== Texte du document ==
Liturgie et mission : Saint Benoît d’hiver

Extrait de l’homélie du TRP Dom abbé de Notre Dame de Triors de samedi matin, en la fête de la Saint Benoît d’hiver ; cet extrait particulièrement percutant intéressera tous ceux qui participent à nos liturgies grégoriennes du samedi matin suivies de l’évangélisation vers les Musulmans place Jacquard, à Saint Etienne :

Notre millénaire laborieusement accouché se montre encombré du faux idéal de la consommation effrénée ; aussi secrète-t-il hélas de nouvelles barbaries, vraiment terrifiantes ; l’actualité fait penser au VIième s. de S. Benoît. Face à cela, l’idéal monastique doit continuer sa Vie. Le Père de Foucauld qui milita un temps sous sa Règle s’est enfoncé en une démarche apparemment inverse de S. Benoît, vers une solitude croissante, mais dans le même esprit, le même dépouillement, le même centuple aussi, bien caché, avec la même richesse intérieure. Le Père Peyriguère, ermite à sa suite en terre d’islam, se disait en état de pré-mission, puisque la mission directe auprès des berbères lui était impossible, comme c’est aussi le cas autour de nous en maintes situations opaques et confuses. Les masses musulmanes avides de prière, mais séparées de Jésus le Grand Priant d’une part, la foule à laquelle on impose un athéisme vulgaire et salissant d’autre part, tel est le champ à évangéliser. Solitude et pauvreté avec Jésus sont le premier rayonnement possible de l’Église dans le Cœur de Dieu, le plus beau aussi. D’ailleurs le Père Peyriguère le dit bien : Jamais je ne me sens autant missionnaire que lorsque la nuit, tout seul dans le grand silence de la montagne, tout seul je prie (2 mai 1929). Et le futur Cardinal Journet le visitant, a entendu son témoignage :

Je suis seul. Pourtant si je n’étais pas là, Jésus, Vous n’y seriez pas ! Et Il me répond : Toi non plus, si je n’étais pas là, tu n’y serais pas (Nova & Vetera, 1959 III, p. 205).
===
▶ _Exercices à réaliser_
a - Transcrivez, s'il vous plaît, le passage de l'homélie de la Saint-Benoît d'hiver qui va de « Je suis seul. » à « III, p. 205). ».
b - Rédigez la suite de l'homélie de la Saint-Benoît d'hiver, à partir de sa dernière phrase.
== Enregistrements fournis ==
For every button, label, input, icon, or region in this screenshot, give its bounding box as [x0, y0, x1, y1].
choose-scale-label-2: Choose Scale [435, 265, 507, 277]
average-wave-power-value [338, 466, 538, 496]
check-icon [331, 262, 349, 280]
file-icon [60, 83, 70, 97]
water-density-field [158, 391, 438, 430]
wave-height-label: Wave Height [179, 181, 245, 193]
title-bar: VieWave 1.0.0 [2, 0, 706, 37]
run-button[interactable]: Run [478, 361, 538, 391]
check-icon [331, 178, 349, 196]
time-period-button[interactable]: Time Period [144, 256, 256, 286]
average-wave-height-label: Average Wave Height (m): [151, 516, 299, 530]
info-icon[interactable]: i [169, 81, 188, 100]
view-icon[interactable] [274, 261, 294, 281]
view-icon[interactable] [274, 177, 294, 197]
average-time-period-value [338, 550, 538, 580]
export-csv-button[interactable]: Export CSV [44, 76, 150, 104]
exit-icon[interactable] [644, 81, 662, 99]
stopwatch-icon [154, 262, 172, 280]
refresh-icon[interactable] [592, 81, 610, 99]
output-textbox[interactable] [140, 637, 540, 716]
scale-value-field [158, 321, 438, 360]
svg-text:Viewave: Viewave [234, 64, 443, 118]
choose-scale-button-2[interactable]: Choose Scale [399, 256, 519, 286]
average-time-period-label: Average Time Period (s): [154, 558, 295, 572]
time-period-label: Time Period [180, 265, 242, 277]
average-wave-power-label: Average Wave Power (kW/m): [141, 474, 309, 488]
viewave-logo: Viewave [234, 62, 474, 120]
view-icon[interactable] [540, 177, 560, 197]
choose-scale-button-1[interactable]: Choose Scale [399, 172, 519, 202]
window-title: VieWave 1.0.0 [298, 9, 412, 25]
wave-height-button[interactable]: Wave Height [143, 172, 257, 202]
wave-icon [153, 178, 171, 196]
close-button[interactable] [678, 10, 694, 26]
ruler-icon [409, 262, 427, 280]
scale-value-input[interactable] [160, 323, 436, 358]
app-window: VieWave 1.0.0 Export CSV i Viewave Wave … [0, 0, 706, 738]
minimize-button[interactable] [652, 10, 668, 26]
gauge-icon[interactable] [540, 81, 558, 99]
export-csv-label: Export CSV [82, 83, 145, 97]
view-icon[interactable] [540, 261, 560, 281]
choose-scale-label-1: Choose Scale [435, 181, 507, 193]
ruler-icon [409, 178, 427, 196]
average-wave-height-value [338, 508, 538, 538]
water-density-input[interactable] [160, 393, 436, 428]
===
▶ _Réponses aux exercices_
a -
Je suis seul. Pourtant si je n’étais pas là, Jésus, Vous n’y seriez pas ! Et Il me répond : Toi non plus, si je n’étais pas là, tu n’y serais pas (Nova & Vetera, 1959 III, p. 205).

b -
Les périphéries où nous envoie le pape François sont là, à la portée de nos liturgies, mes chers Fils, quand nous prions et chantons ensemble, tout en vivant avec ardeur le dépouillement intérieur pour suivre Jésus et recevoir son centuple à lui : tout autre succès serait illusoire. Le cardinal Sarah vient de visiter notre pays de la part du Pape, pour l’encourager à un témoignage missionnaire tout pur et dépouillé. Lui qui a connu la persécution ouverte en sa Guinée natale plaide à la fois pour nos manifestations non violentes et décidées en faveur des valeurs non négociables et pour la prière fervente, exempte de tout voyeurisme :

Il nous faut redécouvrir, dit-il (Dieu ou rien, p. 151), que l’essence de la liturgie restera éternellement marquée par le souci de la recherche filiale de Dieu.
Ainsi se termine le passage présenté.